◆ **EXERCISE INSTRUCTIONS**: Scan the entries below for the word "series". Copy each line that has it.

◆ **DATA FOR THIS TASK**:
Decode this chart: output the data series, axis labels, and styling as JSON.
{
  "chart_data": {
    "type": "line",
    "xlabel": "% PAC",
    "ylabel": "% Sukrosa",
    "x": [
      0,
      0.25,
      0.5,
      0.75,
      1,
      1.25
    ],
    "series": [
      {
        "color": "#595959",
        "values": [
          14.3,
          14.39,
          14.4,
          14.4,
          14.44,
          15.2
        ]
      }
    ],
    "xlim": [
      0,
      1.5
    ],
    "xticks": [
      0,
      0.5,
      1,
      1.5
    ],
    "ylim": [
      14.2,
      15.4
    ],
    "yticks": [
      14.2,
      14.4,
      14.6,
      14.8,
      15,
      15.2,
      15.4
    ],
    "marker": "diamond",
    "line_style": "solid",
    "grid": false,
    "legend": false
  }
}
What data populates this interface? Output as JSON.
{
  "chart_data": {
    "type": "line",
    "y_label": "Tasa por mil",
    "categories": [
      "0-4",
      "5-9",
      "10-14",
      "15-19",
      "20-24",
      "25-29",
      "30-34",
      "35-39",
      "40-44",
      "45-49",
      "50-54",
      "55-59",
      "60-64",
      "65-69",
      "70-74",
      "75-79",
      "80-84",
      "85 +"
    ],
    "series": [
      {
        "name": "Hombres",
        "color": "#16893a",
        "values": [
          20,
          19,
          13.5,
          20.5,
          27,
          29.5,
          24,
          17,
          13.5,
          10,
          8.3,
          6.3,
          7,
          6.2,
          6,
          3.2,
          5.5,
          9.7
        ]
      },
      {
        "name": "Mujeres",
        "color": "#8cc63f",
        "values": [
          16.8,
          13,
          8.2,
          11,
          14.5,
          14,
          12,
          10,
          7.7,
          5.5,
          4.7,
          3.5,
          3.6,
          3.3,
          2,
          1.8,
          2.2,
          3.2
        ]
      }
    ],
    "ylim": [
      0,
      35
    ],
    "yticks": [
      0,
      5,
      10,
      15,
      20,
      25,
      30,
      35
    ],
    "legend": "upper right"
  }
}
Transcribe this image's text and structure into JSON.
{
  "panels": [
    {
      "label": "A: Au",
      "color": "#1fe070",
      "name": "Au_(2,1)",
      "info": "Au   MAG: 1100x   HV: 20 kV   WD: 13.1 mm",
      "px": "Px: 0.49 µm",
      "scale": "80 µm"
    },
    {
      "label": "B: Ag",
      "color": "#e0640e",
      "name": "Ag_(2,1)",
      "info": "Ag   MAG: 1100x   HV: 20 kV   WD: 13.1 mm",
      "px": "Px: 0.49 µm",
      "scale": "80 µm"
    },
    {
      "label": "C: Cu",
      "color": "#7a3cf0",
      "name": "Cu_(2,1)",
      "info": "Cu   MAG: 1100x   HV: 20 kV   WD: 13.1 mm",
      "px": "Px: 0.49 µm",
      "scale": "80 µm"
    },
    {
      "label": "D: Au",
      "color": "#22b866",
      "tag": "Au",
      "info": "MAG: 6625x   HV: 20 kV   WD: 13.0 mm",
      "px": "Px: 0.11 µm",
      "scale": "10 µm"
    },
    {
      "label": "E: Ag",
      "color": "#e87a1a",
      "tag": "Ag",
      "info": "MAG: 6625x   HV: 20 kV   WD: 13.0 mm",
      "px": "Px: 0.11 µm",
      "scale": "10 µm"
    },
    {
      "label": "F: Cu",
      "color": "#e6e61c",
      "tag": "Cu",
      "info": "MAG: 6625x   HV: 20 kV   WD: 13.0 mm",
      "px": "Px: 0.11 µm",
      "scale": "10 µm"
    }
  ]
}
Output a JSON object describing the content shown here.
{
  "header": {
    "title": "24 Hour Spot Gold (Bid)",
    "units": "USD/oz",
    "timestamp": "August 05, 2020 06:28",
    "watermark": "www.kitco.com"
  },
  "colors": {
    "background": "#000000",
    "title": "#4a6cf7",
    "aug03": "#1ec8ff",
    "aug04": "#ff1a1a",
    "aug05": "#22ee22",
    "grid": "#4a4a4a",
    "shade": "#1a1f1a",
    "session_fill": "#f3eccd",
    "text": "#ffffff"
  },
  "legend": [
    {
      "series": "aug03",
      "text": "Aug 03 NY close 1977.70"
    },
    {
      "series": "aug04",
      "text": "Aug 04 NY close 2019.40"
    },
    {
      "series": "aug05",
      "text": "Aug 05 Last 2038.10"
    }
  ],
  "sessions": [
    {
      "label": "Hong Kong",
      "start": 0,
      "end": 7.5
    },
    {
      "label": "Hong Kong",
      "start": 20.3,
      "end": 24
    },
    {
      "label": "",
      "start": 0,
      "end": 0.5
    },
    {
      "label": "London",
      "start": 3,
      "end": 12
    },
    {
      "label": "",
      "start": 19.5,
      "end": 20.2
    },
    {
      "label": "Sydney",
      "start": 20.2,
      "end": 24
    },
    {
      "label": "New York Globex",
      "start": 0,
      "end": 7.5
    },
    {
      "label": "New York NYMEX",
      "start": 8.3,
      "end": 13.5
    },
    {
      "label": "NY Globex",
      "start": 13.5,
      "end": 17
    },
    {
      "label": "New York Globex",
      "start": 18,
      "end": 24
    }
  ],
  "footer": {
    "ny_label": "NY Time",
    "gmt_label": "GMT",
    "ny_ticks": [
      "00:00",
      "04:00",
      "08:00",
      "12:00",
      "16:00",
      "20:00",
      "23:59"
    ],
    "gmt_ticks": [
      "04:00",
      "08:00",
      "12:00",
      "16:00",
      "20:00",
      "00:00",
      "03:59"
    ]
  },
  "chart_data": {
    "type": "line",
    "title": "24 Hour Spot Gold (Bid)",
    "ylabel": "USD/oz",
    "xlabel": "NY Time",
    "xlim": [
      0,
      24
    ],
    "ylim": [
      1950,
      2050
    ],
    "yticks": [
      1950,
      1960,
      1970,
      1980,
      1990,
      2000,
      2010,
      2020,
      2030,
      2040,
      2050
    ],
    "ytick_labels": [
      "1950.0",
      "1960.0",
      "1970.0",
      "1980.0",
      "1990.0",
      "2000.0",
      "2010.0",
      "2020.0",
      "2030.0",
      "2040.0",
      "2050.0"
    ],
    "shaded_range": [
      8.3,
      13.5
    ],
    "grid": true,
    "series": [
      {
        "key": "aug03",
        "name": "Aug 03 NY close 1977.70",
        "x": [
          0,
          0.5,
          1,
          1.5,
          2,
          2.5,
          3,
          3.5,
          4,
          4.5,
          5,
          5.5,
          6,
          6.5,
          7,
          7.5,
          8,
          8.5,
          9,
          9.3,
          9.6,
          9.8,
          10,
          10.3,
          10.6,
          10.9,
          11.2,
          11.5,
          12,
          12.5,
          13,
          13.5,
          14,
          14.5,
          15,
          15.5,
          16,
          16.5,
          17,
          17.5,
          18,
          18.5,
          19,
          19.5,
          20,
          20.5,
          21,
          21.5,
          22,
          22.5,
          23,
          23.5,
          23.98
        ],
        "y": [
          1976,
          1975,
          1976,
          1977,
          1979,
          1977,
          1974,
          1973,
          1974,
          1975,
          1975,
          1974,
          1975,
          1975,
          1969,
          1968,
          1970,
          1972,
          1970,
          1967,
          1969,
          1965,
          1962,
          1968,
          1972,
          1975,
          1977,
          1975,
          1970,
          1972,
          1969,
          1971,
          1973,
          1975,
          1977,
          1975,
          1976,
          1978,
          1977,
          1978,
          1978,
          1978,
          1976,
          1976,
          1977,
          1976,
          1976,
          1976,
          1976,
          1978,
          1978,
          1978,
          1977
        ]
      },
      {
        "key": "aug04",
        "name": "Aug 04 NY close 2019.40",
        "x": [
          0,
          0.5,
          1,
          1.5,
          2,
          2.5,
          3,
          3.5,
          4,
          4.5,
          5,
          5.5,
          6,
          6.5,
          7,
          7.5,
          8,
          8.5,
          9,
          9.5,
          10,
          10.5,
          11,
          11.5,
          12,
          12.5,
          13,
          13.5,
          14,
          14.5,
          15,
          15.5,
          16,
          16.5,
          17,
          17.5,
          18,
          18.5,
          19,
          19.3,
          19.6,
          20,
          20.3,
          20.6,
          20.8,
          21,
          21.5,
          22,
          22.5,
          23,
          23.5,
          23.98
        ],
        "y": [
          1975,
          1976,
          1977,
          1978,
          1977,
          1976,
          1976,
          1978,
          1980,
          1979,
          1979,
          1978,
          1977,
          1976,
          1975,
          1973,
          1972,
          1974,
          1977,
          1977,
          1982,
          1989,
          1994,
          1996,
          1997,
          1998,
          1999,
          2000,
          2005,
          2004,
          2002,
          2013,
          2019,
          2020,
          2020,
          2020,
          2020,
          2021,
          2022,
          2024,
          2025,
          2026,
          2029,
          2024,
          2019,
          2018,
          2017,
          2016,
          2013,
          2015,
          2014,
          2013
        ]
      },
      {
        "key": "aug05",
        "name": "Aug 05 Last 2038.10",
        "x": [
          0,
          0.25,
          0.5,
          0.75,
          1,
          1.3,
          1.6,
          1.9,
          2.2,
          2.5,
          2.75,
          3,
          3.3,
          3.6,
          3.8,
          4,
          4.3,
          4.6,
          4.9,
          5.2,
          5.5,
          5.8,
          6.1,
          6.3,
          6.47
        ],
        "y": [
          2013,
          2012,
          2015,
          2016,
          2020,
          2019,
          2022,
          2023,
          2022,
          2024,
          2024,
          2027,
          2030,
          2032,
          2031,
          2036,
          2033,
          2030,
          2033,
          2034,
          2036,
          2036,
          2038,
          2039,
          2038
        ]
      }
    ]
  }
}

◆ **RESULT OF THE EXERCISE**:
Decode this chart: output the data series, axis labels, and styling as JSON.
    "series": [
    "series": [
      "series": "aug03",
      "series": "aug04",
      "series": "aug05",
    "series": [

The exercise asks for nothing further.